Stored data
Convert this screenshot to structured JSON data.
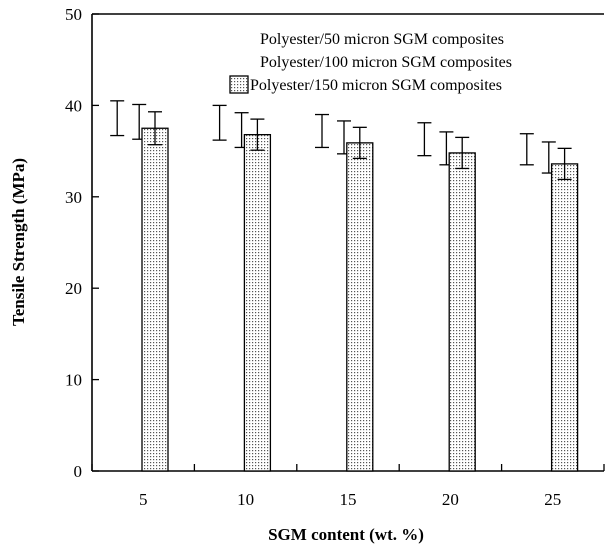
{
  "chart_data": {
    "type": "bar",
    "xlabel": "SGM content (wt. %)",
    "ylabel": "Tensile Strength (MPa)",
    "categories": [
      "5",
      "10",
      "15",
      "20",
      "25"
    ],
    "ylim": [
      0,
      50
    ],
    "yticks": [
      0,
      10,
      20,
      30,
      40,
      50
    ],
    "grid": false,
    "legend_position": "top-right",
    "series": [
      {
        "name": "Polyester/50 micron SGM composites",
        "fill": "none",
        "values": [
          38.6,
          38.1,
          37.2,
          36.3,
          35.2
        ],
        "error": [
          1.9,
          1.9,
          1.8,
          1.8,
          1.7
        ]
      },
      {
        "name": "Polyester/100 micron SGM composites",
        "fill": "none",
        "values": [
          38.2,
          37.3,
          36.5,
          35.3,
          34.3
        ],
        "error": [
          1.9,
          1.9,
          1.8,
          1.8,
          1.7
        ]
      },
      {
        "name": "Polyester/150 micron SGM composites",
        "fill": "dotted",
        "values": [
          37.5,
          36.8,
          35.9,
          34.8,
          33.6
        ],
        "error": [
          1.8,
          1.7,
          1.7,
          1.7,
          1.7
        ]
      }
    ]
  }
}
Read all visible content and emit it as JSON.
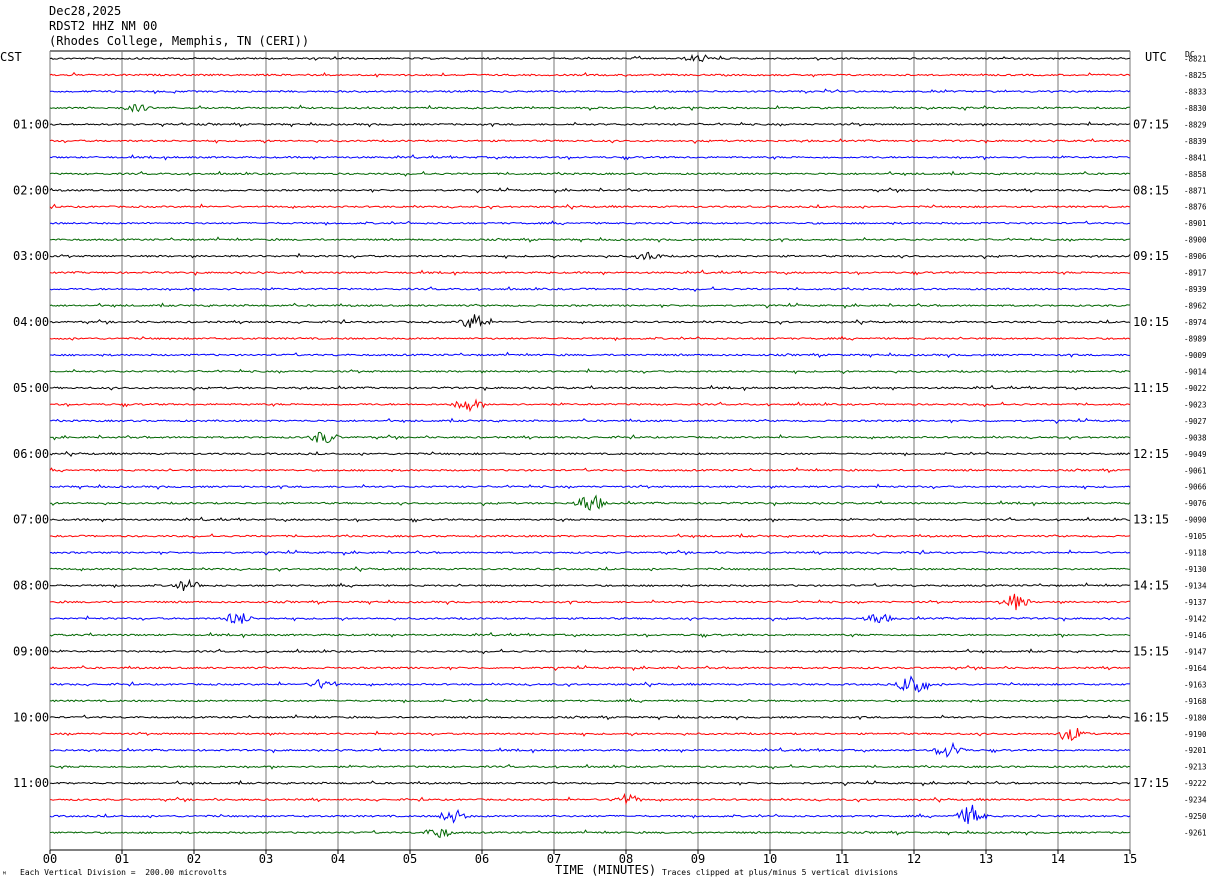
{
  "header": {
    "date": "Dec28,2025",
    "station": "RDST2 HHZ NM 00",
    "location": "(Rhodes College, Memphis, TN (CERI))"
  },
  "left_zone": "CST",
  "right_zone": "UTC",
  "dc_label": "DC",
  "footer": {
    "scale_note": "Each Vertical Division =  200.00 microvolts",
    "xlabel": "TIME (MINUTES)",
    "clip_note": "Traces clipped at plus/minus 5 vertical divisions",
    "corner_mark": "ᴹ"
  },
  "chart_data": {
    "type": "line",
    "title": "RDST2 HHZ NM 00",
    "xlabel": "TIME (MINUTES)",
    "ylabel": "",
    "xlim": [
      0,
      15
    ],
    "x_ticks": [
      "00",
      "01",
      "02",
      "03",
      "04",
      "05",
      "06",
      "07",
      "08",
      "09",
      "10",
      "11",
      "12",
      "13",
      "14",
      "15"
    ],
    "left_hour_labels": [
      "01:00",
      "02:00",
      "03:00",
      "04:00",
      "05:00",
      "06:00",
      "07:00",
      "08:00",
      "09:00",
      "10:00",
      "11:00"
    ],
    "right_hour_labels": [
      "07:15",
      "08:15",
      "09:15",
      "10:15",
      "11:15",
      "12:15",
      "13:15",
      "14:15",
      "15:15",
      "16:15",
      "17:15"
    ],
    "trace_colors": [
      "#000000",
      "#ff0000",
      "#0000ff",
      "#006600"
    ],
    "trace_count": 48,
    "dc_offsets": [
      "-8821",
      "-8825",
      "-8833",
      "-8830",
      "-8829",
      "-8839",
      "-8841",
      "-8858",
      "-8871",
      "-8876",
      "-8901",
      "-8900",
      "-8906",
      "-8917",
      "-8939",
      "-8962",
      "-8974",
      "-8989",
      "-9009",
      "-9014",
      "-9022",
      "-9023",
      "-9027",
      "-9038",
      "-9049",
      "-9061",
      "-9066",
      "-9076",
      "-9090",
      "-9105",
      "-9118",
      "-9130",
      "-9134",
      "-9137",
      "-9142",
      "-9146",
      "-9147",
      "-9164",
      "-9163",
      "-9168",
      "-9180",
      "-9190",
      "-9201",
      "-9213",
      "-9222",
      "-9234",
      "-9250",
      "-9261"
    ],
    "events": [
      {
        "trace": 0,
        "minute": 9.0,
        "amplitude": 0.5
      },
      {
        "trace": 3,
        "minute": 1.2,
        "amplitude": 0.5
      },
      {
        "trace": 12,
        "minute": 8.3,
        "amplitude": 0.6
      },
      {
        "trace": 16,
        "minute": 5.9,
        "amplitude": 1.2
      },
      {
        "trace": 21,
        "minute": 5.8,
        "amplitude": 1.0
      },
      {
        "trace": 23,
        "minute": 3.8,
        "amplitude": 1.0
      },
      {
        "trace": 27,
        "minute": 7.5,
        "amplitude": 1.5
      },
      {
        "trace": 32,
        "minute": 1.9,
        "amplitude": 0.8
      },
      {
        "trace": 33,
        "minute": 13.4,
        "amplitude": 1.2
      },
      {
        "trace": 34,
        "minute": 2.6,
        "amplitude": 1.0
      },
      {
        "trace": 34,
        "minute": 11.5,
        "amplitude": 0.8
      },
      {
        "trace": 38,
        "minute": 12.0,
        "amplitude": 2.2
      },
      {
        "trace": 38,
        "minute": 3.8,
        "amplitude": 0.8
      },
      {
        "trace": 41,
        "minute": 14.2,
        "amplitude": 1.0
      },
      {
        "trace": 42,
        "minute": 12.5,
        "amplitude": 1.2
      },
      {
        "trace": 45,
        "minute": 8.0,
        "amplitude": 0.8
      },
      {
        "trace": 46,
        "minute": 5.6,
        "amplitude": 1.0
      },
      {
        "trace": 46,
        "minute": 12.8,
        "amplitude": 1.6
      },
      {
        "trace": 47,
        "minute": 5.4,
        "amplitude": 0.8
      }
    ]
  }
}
* * *
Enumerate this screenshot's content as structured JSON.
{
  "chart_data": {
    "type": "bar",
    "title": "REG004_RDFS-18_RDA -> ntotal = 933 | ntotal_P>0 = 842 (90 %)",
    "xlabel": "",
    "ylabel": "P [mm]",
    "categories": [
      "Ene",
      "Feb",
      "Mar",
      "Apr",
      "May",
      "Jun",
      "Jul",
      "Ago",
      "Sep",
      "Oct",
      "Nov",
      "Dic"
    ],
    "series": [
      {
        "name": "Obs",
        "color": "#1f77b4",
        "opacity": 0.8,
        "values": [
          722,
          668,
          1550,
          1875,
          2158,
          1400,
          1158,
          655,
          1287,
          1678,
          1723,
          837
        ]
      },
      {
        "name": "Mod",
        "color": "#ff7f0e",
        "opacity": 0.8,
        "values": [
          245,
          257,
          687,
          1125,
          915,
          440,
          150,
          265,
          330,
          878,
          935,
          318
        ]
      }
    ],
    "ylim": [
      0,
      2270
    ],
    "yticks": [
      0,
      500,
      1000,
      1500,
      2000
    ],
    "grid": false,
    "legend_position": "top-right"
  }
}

* _Problem to work on_: Tell how many lines in the material above include the word "xlabel", giving the number only.

* _Correct response_: 4